## Çalışmanın Amacı
Aşağıdaki gazel şerhini, gösterilen son cümlenin ardından başlayarak sürdürün.
── Metin Parçası
- 950 Okunma
- 0 Yorum
- 0 Beğeni
GAZEL ŞERHİ
Fe’ilâtün / fe’ilâtün / fe’ilâtün / fe’ilün
1)Ser-i kûyın kaçan ol serv-i dil-ârâ tolaşır
Yüz sürüp pâyına dâmân-ı temennâ tolaşır
2)Alasın gönlüm ala ‘aşık-ı üftâdelerün
Ol zamân kim hatuna zülf-i semen-sâ tolaşır
3)Ser-i kûyını olur gözlerümün yaşı muhit
Şol cezire gibi etrâfını deryâ tolaşır
4)Bezm-i gamda n’ola kan aglasa çeşm-i pür-hûn
Sâkiyâ leblerüne sâgar-ı sahba tolaşır
5)Enverî gibi meger kaşlarına meyl itmiş
Ser-i kûyın giceler mâh-ı şeb-ârâ tolaşır
1)Ser-i kûyın kaçan ol serv-i dil-ârâ tolaşır
Yüz sürüp pâyına dâmân-ı temennâ tolaşır
A) [O ser-i kûyın’ dan kaçan serv-i dil-ârâ tolaşır, dâmân-ı temenna ile yüz sürüp pâyına tolaşır]
B) “ Sevgilin semtinden kaçan görünüşü güzel olanlar ile dolaşır. Arzu, istek ile o güzellerin eteğinin dibine yüz sürüp dolaşır.”
────
── Verilen Bilgiler
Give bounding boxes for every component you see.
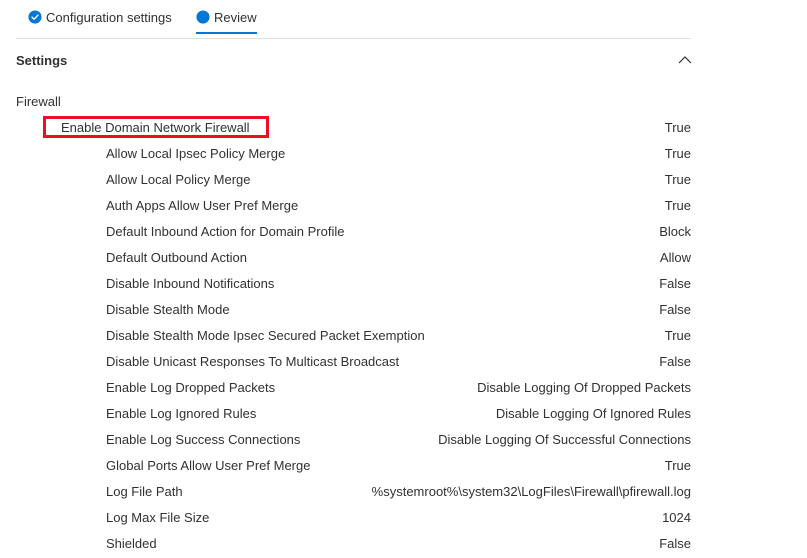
setting-label: Disable Inbound Notifications — [106, 276, 275, 291]
setting-value: 1024 — [662, 510, 691, 525]
setting-value: Disable Logging Of Ignored Rules — [495, 406, 691, 421]
setting-label: Enable Log Dropped Packets — [106, 380, 276, 395]
setting-value: False — [659, 276, 691, 291]
setting-row: Disable Stealth Mode False — [0, 298, 807, 324]
setting-label: Disable Stealth Mode — [106, 302, 230, 317]
setting-row: Enable Log Dropped Packets Disable Loggi… — [0, 376, 807, 402]
tab-review-label: Review — [214, 9, 257, 25]
setting-label: Disable Stealth Mode Ipsec Secured Packe… — [106, 328, 425, 343]
filled-circle-icon — [196, 10, 210, 24]
setting-row: Default Outbound Action Allow — [0, 246, 807, 272]
wizard-tabs: Configuration settings Review — [16, 0, 691, 39]
setting-row: Allow Local Policy Merge True — [0, 168, 807, 194]
setting-value: False — [659, 536, 691, 551]
setting-label: Disable Unicast Responses To Multicast B… — [106, 354, 400, 369]
setting-row: Disable Unicast Responses To Multicast B… — [0, 350, 807, 376]
setting-row: Auth Apps Allow User Pref Merge True — [0, 194, 807, 220]
setting-row: Default Inbound Action for Domain Profil… — [0, 220, 807, 246]
check-circle-icon — [28, 10, 42, 24]
setting-row: Disable Inbound Notifications False — [0, 272, 807, 298]
setting-label: Global Ports Allow User Pref Merge — [106, 458, 311, 473]
setting-label: Allow Local Policy Merge — [106, 172, 251, 187]
setting-label: Enable Log Success Connections — [106, 432, 301, 447]
setting-value: True — [664, 172, 691, 187]
setting-row: Enable Log Ignored Rules Disable Logging… — [0, 402, 807, 428]
setting-value: True — [664, 328, 691, 343]
setting-value: Disable Logging Of Dropped Packets — [477, 380, 691, 395]
settings-section-header[interactable]: Settings — [16, 48, 693, 72]
setting-value: True — [664, 458, 691, 473]
setting-row: Enable Log Success Connections Disable L… — [0, 428, 807, 454]
setting-value: True — [664, 146, 691, 161]
setting-value: False — [659, 302, 691, 317]
tab-review[interactable]: Review — [196, 0, 257, 34]
setting-value: False — [659, 354, 691, 369]
setting-row: Allow Local Ipsec Policy Merge True — [0, 142, 807, 168]
setting-label: Auth Apps Allow User Pref Merge — [106, 198, 299, 213]
active-tab-indicator — [196, 32, 257, 34]
setting-value: Disable Logging Of Successful Connection… — [438, 432, 691, 447]
setting-row: Disable Stealth Mode Ipsec Secured Packe… — [0, 324, 807, 350]
setting-value: Allow — [659, 250, 691, 265]
chevron-up-icon[interactable] — [677, 52, 693, 68]
tab-configuration-settings[interactable]: Configuration settings — [28, 0, 172, 34]
setting-label: Shielded — [106, 536, 157, 551]
setting-value: Block — [659, 224, 691, 239]
setting-label: Allow Local Ipsec Policy Merge — [106, 146, 286, 161]
setting-value: %systemroot%\system32\LogFiles\Firewall\… — [371, 484, 691, 499]
setting-value: True — [664, 120, 691, 135]
setting-label: Log File Path — [106, 484, 183, 499]
setting-label: Enable Log Ignored Rules — [106, 406, 257, 421]
setting-label: Log Max File Size — [106, 510, 210, 525]
setting-label: Default Outbound Action — [106, 250, 247, 265]
setting-row: Log File Path %systemroot%\system32\LogF… — [0, 480, 807, 506]
setting-row: Global Ports Allow User Pref Merge True — [0, 454, 807, 480]
section-title: Settings — [16, 52, 68, 68]
setting-row: Enable Domain Network Firewall True — [0, 116, 807, 142]
setting-label: Default Inbound Action for Domain Profil… — [106, 224, 345, 239]
setting-row: Shielded False — [0, 532, 807, 558]
setting-value: True — [664, 198, 691, 213]
group-title: Firewall — [16, 94, 61, 109]
setting-label: Enable Domain Network Firewall — [61, 120, 250, 135]
setting-row: Log Max File Size 1024 — [0, 506, 807, 532]
tab-configuration-settings-label: Configuration settings — [46, 9, 172, 25]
────
## Beklenen Cevap
C) Temennâ: Arzu, istek.
Dâmen: Etek, uç , kenar.
Ser-i kûyın: Sevgilinin semti.
Serv-i dil-ârâ: Görünüşü güzel olan, servi
D) Sevgilinin çevresinden uzaklaşan aşığın başka güzel (sevgililer) ile dolaşacağını belirten şair burada sevr kelimesi ile sevgiliyi anlatmaktadır. Divan şiirinde sıkça kullanılan bu kelime ile sevgilinin boyu kastedilir ve bununla özdeşleştirilir. Şairler daha doğrusu aşıklar sevgilililerini anlatırken tıpkı bir serviye benzetirler.
E) Şair beyitte teşbih, tenasüp, hüsn-i tahlil ve açık istiare sanatlarına başvurmuştur. Sevr-i dil-ârâ ve ser-i kûyın ifadelerini kullanırken sevgilinin oturduğu çevreyle teşbih ve hüsn-i tahlil sanatı yapan şair, sevr, dil-ârâ ve temennâ kelimeleri ile tenasüp sanatı yapmıştır.
2) Alasın gönlüm ala ‘aşık-ı üftâdelerün
Ol zamân kim hatuna zülf-i semen-sâ tolaşır
A) [Aşık-ı üftâdelerün alasın gönlüm ala, o zamân kim zülf-i semen-sâ hatuna tolaşır]
B) “Hastalıklı âşıkların düşkün ve biçarelerin gönlünü alasın, o zaman kim saçları yasemin gibi kadınlar ile dolaşır.”
C)Zülf: Saç.
Üftâde: Düşkün, biçare.
Semen-sa: Yasemin gibi.
Âşık: Sevgi duyan, meftun, seven.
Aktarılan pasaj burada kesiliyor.